DIRECTION:
How many lines of the records below contain the string "dentist"? Reply with the number alone.

=====

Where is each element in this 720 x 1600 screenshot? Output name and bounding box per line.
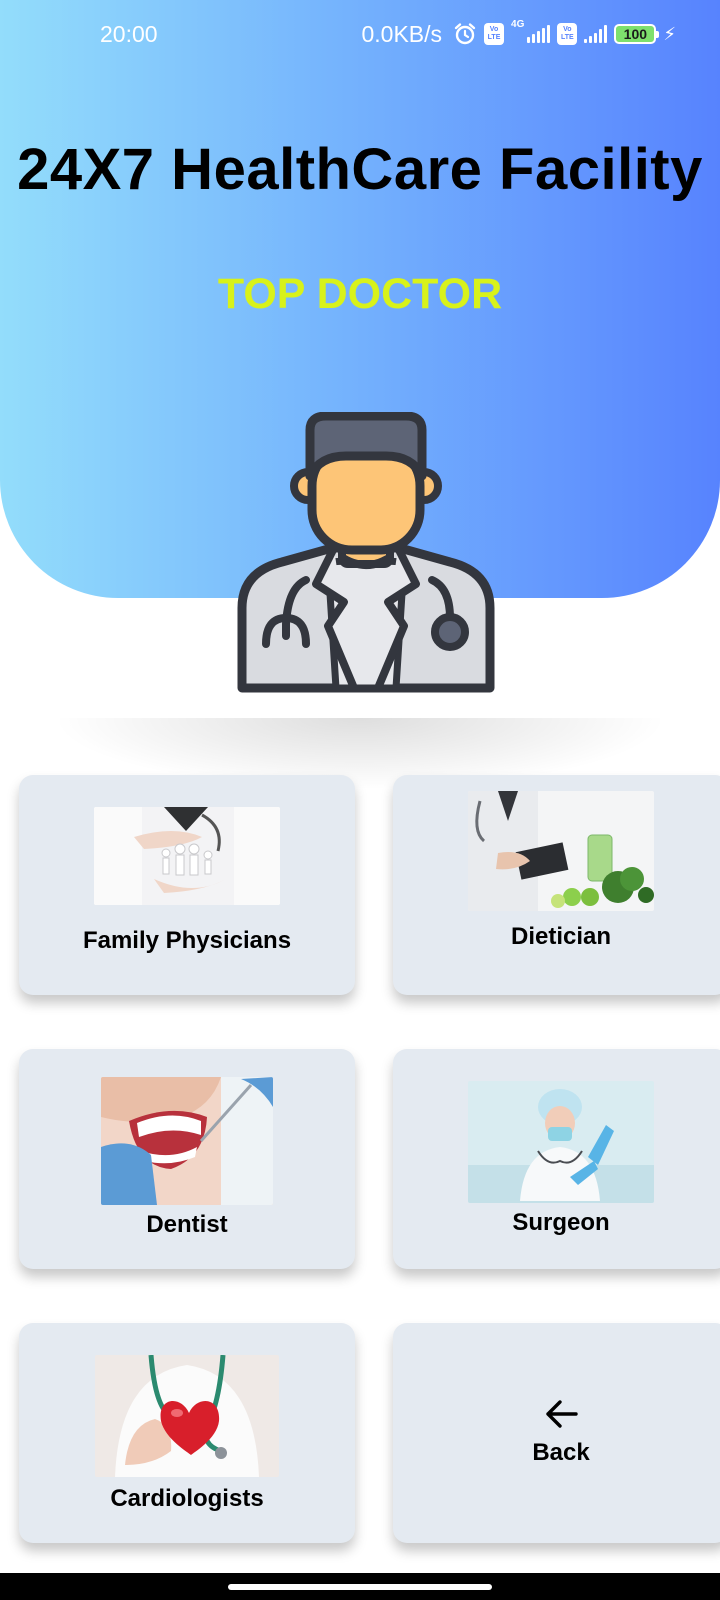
card-cardiologists[interactable]: Cardiologists [19,1323,355,1543]
doctor-icon [237,412,495,693]
status-bar: 20:00 0.0KB/s Vo LTE 4G Vo LTE 100 ⚡ [0,0,720,68]
card-surgeon[interactable]: Surgeon [393,1049,720,1269]
dietician-photo [468,791,654,911]
page-title: 24X7 HealthCare Facility [17,137,703,202]
network-speed: 0.0KB/s [361,20,443,47]
card-label-cardiologists: Cardiologists [110,1485,264,1512]
system-nav-bar [0,1573,720,1600]
alarm-icon [454,23,476,45]
network-type: 4G [511,18,525,30]
home-indicator[interactable] [228,1584,492,1590]
dentist-photo [101,1077,273,1205]
page-subtitle: TOP DOCTOR [217,270,503,318]
battery-icon: 100 [614,24,660,44]
charging-icon: ⚡ [663,23,676,44]
card-label-surgeon: Surgeon [512,1209,610,1236]
family-care-photo [94,807,280,905]
surgeon-photo [468,1081,654,1203]
card-dentist[interactable]: Dentist [19,1049,355,1269]
card-label-family-physicians: Family Physicians [82,927,292,954]
back-button-label: Back [532,1439,590,1466]
card-label-dentist: Dentist [146,1211,228,1238]
back-button[interactable]: Back [393,1323,720,1543]
status-icons: 0.0KB/s Vo LTE 4G Vo LTE 100 ⚡ [361,18,676,48]
card-dietician[interactable]: Dietician [393,775,720,995]
arrow-left-icon [546,1400,578,1428]
status-time: 20:00 [100,20,158,47]
cardiologist-photo [95,1355,279,1477]
volte-icon: Vo LTE [484,23,505,45]
card-family-physicians[interactable]: Family Physicians [19,775,355,995]
card-label-dietician: Dietician [510,923,612,950]
volte-icon-2: Vo LTE [557,23,578,45]
signal-icon [527,25,551,43]
signal-icon-2 [584,25,608,43]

=====

THE COMPLETED TASK:
3